Stated task. Read the records below. Copy each line where the string "subtitle" occurs.

(Figure data in JSON)

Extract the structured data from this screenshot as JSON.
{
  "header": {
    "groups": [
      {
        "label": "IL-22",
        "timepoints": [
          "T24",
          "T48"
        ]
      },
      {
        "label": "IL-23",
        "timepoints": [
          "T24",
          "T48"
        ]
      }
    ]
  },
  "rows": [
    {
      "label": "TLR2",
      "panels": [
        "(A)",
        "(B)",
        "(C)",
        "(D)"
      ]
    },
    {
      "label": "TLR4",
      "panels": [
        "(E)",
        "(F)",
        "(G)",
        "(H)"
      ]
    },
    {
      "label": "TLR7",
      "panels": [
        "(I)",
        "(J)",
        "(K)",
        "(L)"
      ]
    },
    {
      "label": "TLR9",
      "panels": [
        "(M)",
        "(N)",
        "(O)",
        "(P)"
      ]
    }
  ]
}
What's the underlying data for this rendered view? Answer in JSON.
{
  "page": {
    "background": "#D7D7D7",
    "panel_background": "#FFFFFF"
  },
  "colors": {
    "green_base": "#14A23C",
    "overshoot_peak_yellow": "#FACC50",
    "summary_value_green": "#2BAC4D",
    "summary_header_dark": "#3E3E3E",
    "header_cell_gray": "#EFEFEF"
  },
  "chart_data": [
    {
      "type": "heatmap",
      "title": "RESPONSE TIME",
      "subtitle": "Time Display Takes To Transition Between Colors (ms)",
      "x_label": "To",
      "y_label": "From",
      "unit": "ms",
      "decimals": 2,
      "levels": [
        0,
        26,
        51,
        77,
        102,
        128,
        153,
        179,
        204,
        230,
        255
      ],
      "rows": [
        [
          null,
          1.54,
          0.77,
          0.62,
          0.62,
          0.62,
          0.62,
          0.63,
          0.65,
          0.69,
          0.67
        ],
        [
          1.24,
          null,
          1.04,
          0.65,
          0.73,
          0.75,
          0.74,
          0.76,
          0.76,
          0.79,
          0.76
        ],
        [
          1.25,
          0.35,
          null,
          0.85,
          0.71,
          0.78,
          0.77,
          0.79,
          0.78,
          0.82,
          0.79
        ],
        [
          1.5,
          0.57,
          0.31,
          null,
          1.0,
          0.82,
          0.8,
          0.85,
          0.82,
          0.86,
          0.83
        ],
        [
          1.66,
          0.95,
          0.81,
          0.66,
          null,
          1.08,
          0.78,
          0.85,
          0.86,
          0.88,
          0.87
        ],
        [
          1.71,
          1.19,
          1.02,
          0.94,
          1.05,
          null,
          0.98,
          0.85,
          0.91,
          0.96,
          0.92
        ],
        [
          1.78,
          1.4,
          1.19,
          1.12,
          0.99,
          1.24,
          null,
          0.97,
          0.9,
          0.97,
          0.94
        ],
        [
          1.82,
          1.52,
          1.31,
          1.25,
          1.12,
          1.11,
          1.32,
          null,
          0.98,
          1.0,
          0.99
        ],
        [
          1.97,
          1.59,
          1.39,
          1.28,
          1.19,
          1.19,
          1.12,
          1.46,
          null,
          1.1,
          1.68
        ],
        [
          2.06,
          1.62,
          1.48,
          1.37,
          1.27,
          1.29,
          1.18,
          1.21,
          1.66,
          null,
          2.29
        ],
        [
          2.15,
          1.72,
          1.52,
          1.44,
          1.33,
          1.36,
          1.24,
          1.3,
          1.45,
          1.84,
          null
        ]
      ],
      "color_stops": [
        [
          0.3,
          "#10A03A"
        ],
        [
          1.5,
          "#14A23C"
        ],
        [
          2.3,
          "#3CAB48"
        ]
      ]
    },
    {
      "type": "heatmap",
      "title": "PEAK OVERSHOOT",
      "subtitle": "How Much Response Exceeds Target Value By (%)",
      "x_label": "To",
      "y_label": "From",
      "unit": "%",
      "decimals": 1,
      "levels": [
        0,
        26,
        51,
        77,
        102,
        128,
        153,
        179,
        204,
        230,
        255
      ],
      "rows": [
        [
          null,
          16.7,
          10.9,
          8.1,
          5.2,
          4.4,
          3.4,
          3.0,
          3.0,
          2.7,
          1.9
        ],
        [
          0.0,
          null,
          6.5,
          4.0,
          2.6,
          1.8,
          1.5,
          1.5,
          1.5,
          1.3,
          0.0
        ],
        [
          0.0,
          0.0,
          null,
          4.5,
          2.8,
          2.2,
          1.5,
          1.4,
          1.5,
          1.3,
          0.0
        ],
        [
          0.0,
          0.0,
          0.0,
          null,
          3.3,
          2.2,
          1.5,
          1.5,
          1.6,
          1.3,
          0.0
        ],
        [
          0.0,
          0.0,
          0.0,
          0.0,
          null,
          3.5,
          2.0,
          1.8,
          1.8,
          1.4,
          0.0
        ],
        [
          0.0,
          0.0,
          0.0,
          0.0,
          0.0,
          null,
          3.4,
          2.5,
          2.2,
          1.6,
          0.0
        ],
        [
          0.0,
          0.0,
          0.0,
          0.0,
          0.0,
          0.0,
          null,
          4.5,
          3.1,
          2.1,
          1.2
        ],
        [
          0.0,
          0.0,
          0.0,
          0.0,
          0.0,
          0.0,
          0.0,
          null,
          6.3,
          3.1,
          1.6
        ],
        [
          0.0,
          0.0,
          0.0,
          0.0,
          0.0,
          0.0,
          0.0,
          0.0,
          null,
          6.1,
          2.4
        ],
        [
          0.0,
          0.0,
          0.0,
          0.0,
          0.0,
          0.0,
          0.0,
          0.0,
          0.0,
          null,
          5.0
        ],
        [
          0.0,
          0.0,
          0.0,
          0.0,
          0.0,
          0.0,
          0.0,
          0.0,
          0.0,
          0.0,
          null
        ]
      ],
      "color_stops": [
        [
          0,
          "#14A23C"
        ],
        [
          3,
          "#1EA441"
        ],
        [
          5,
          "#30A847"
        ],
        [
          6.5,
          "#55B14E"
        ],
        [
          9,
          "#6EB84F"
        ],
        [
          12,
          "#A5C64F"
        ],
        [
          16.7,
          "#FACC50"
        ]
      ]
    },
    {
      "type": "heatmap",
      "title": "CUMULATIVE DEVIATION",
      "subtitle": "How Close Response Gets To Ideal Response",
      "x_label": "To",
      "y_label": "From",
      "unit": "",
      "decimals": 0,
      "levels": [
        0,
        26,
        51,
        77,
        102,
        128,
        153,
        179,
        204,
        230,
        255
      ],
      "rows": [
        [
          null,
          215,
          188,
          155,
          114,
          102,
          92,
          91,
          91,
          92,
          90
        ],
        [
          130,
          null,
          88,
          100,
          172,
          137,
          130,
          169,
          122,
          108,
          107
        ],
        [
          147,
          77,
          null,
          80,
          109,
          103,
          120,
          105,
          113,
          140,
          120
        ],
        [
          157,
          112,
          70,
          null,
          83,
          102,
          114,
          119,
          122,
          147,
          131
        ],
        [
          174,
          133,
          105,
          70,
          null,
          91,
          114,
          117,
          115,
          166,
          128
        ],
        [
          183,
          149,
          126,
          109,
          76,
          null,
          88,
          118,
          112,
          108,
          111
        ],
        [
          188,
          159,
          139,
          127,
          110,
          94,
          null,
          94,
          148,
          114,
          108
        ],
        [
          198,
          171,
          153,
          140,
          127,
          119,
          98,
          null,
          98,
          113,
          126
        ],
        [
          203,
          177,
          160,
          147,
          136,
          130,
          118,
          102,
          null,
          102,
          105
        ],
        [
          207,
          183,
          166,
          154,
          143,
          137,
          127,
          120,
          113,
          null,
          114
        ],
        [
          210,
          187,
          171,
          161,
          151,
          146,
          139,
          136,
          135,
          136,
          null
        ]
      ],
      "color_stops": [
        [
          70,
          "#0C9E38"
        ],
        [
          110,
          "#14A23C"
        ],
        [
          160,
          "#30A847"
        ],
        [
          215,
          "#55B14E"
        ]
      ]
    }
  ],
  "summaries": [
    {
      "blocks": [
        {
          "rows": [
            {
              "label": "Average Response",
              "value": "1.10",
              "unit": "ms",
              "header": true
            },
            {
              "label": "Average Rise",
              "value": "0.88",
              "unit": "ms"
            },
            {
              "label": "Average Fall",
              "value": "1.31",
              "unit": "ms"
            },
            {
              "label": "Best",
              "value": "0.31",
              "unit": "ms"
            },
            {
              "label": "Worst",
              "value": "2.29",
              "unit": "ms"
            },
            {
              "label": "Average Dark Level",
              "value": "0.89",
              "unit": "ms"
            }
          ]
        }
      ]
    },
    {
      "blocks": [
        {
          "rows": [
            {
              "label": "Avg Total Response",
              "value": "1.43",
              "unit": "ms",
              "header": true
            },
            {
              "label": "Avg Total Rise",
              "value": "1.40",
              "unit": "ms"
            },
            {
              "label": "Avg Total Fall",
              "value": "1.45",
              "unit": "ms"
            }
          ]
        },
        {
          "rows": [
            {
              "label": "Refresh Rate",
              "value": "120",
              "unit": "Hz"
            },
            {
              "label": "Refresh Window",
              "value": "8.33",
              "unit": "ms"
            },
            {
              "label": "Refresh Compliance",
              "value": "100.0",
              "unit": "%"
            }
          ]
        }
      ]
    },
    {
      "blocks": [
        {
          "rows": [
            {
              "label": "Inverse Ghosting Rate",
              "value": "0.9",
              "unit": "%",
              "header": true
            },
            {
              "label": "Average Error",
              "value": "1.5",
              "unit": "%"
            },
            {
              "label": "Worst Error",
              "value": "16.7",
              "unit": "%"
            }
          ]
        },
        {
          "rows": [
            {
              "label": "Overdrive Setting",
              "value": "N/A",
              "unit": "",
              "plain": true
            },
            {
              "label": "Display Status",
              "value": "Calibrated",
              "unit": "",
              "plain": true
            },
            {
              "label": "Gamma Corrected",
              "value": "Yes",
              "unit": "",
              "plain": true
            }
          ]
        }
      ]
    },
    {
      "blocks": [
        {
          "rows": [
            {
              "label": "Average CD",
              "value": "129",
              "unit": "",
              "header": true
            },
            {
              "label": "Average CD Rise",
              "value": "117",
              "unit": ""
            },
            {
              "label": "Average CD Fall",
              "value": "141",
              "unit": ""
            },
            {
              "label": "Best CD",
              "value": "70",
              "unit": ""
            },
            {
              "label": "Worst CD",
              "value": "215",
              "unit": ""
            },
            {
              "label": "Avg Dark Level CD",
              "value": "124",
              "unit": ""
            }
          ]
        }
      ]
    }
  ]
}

Result below.
      "subtitle": "Time Display Takes To Transition Between Colors (ms)",
      "subtitle": "How Much Response Exceeds Target Value By (%)",
      "subtitle": "How Close Response Gets To Ideal Response",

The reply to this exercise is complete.